[Stored data]

—————

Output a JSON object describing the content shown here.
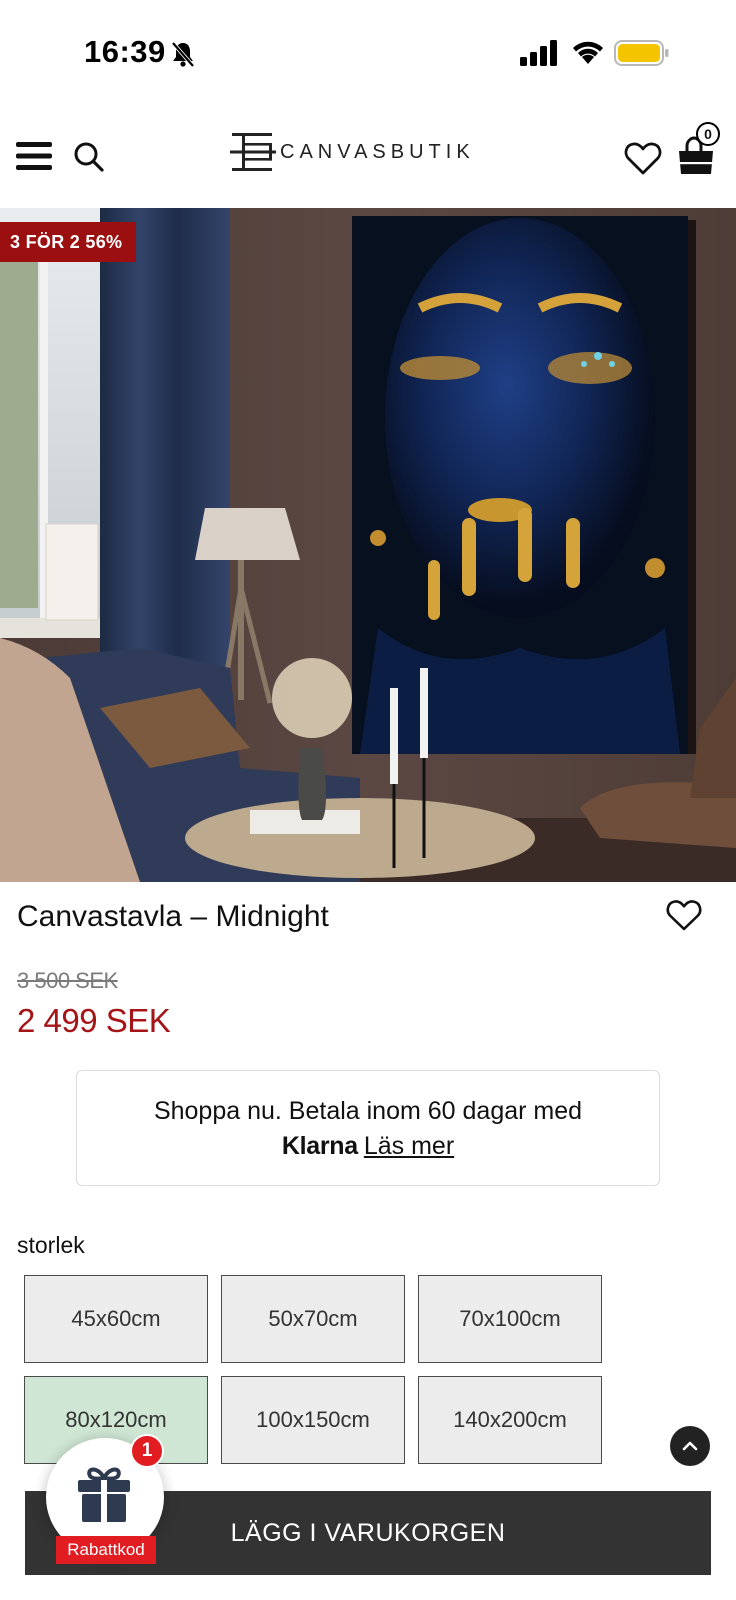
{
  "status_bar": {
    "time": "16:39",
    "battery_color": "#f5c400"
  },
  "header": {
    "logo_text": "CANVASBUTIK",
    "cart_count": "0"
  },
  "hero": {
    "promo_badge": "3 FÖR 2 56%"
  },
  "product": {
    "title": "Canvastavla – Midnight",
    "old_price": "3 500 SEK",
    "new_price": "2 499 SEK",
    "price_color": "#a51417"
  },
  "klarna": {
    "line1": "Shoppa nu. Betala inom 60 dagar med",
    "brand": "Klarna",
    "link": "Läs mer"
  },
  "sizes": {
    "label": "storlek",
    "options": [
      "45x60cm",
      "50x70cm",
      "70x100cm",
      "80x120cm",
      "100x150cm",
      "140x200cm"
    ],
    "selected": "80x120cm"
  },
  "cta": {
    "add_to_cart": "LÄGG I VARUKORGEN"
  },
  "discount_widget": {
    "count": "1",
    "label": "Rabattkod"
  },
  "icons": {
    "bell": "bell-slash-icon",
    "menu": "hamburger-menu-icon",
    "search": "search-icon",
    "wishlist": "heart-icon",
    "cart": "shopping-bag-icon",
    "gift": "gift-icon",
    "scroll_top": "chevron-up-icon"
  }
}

—————

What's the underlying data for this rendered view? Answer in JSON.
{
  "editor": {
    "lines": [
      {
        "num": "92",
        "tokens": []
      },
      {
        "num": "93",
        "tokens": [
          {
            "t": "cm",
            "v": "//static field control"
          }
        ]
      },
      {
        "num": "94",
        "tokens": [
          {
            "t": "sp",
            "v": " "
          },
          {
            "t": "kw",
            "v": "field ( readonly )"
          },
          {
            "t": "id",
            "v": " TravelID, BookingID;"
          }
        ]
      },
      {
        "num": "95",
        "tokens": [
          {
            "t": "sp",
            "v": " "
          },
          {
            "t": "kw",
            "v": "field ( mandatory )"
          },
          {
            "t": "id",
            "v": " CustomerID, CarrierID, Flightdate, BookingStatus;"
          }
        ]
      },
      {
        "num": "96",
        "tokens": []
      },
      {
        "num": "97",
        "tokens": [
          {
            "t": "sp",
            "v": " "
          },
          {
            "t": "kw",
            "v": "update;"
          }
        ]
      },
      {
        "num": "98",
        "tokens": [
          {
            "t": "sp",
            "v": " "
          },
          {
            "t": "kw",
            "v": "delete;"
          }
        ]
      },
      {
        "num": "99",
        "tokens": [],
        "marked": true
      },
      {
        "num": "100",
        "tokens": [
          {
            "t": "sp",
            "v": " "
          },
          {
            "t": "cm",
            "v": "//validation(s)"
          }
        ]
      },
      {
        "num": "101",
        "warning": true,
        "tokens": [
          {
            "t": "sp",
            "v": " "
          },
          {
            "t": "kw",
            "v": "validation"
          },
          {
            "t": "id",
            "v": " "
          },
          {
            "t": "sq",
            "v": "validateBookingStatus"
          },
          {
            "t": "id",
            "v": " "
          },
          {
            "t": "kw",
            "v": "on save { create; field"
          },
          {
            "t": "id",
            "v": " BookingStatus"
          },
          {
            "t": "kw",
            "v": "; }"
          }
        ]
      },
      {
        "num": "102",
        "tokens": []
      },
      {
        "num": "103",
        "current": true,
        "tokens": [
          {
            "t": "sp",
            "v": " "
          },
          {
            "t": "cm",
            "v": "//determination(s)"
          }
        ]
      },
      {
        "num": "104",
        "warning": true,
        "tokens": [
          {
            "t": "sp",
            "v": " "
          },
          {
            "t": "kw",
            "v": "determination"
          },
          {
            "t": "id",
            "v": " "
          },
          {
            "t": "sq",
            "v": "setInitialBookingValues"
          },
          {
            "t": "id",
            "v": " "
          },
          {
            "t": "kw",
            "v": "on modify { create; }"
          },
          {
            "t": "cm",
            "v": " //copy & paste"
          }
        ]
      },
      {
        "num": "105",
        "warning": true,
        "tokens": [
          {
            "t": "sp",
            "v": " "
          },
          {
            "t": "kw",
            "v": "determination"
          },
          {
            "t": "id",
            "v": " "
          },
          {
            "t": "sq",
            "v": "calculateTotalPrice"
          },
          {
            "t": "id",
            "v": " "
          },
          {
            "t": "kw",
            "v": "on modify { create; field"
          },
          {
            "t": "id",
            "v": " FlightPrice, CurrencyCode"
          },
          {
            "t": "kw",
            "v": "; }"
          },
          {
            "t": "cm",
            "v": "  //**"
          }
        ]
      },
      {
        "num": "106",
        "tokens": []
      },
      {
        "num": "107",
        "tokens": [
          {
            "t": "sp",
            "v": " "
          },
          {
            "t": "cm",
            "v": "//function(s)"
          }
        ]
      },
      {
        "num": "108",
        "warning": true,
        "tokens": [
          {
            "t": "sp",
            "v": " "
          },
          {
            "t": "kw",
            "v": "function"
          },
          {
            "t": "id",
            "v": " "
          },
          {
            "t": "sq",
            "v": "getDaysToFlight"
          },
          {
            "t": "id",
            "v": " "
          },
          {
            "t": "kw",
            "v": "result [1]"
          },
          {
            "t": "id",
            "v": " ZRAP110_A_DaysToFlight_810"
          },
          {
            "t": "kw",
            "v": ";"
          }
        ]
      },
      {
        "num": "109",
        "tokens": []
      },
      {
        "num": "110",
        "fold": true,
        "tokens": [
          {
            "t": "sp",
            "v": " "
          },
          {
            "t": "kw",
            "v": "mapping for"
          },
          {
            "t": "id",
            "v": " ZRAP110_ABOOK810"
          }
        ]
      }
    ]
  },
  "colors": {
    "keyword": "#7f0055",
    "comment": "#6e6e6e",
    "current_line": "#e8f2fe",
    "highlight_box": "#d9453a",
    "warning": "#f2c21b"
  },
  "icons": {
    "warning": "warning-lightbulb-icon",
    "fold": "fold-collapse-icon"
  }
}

—————

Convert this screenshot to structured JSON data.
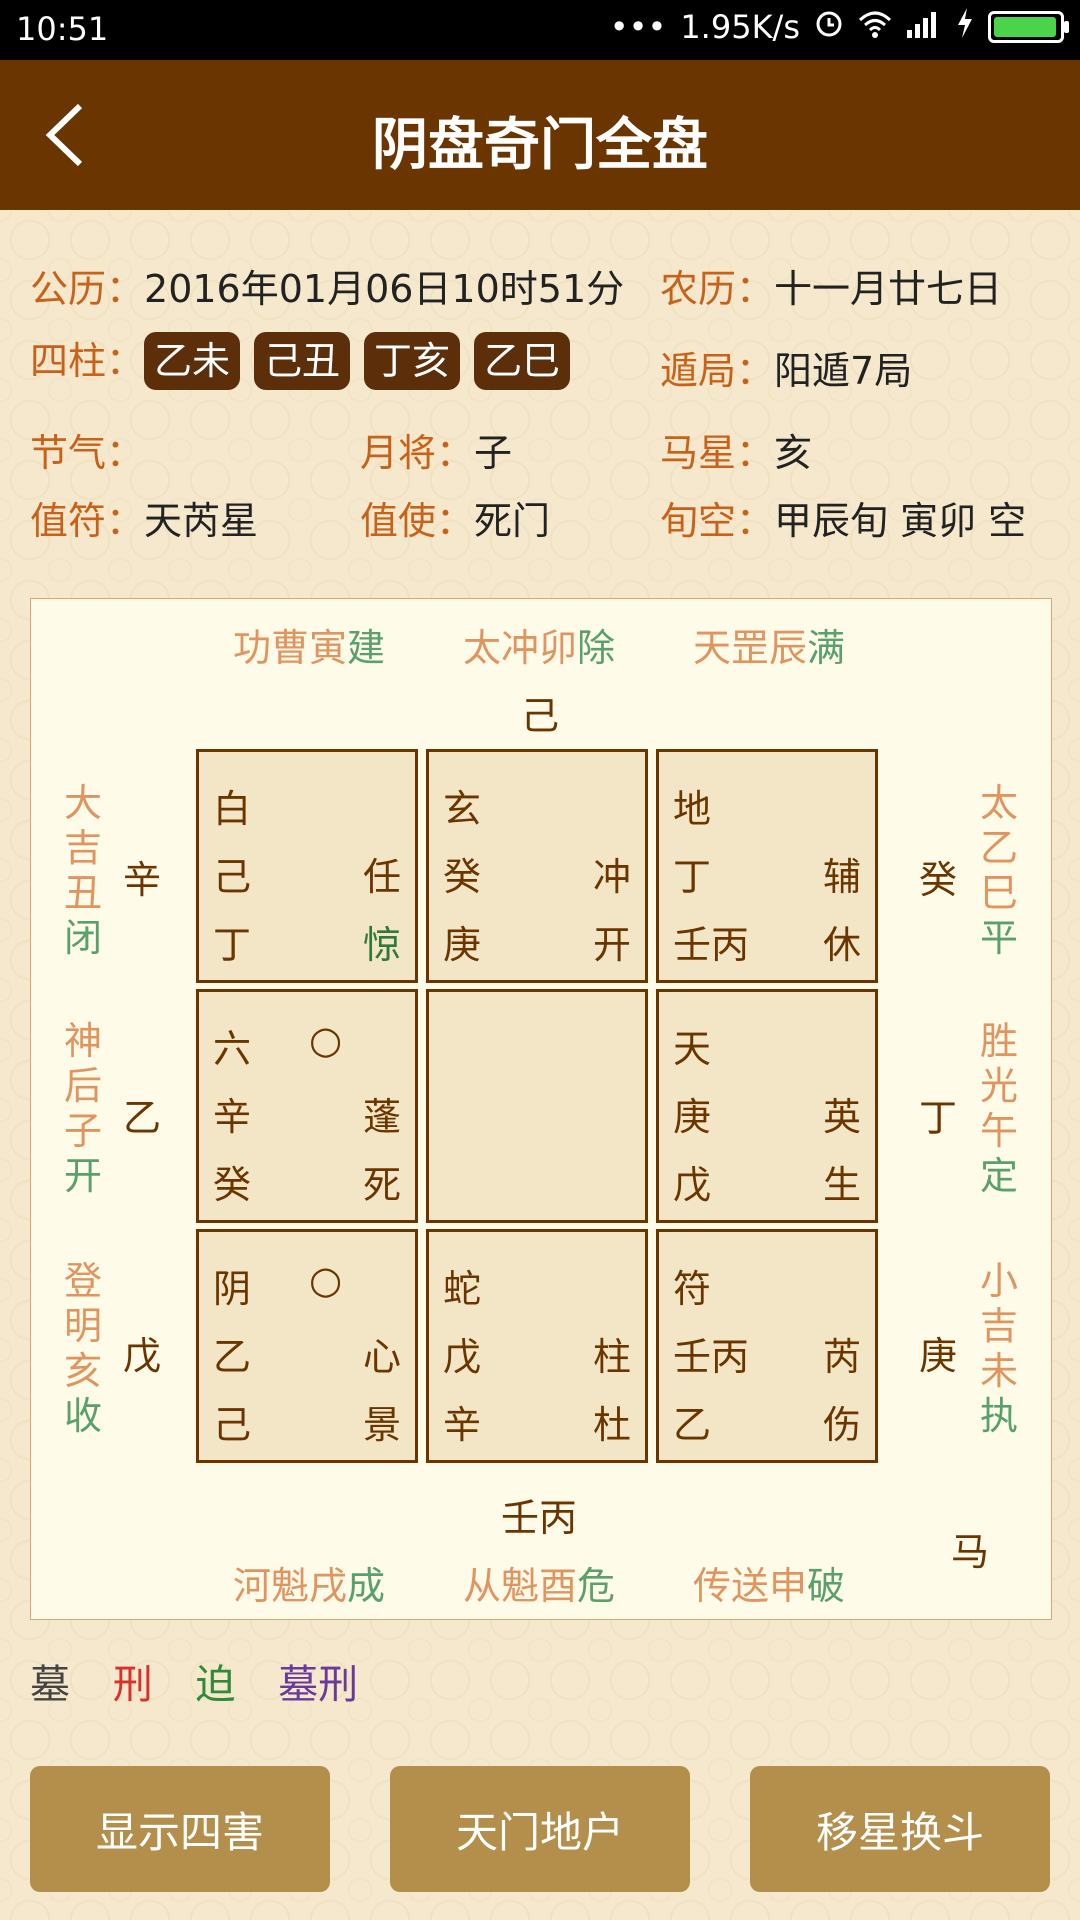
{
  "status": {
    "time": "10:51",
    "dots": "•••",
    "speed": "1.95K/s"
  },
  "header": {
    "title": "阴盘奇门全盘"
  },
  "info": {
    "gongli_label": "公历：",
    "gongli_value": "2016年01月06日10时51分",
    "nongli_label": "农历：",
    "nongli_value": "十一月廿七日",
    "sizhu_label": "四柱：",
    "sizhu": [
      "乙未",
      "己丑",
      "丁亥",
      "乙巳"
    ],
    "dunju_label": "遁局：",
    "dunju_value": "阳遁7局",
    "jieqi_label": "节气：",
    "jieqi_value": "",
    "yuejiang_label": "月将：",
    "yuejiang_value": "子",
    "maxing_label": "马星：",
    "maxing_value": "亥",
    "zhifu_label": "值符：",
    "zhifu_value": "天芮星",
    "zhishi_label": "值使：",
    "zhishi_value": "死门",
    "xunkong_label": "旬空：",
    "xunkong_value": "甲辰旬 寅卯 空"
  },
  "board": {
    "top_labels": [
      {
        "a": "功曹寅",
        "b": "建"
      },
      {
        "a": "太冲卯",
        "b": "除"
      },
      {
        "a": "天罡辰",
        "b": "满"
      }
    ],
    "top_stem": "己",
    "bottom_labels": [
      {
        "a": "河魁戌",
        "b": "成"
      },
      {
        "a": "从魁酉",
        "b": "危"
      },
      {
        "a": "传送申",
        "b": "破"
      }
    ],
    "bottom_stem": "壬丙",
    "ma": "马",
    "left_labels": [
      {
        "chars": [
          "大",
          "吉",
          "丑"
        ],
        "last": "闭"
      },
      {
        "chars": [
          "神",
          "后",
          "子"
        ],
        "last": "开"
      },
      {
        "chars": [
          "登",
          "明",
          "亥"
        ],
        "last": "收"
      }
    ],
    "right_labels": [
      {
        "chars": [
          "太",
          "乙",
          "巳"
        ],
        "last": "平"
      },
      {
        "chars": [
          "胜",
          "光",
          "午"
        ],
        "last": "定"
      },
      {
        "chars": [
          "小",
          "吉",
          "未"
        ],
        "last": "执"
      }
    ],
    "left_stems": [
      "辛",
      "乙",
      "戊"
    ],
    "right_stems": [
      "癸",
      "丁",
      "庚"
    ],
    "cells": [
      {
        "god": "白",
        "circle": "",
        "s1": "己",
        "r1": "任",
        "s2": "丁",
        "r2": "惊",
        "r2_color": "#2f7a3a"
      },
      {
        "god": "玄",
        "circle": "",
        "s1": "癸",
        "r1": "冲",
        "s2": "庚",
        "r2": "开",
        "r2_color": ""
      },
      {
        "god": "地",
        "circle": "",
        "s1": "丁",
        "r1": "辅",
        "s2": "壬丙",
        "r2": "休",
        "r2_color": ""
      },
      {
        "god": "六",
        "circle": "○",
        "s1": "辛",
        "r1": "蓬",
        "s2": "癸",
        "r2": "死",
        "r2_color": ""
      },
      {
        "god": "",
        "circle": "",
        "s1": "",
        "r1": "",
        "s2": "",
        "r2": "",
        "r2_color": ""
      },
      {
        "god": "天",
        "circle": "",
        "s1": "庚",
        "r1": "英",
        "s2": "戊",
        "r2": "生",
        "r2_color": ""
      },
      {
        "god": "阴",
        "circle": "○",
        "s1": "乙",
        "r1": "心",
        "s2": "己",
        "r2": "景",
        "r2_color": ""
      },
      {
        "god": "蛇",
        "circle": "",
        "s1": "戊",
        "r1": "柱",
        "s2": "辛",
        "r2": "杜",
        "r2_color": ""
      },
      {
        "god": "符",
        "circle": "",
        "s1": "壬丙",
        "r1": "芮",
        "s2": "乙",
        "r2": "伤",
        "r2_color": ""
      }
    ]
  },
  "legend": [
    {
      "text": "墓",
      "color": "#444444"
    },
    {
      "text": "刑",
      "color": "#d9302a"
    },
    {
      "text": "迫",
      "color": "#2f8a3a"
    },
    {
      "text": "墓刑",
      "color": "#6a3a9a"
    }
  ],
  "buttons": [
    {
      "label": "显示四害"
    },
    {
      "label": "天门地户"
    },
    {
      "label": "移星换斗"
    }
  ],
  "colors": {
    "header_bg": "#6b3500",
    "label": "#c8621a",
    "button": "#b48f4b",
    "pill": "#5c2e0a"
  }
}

—————

Your objective:
Read the data above and pull out each line that holds the string "title".

Reply:
    "title": "Canvastavla – Midnight",
    "title": "阴盘奇门全盘"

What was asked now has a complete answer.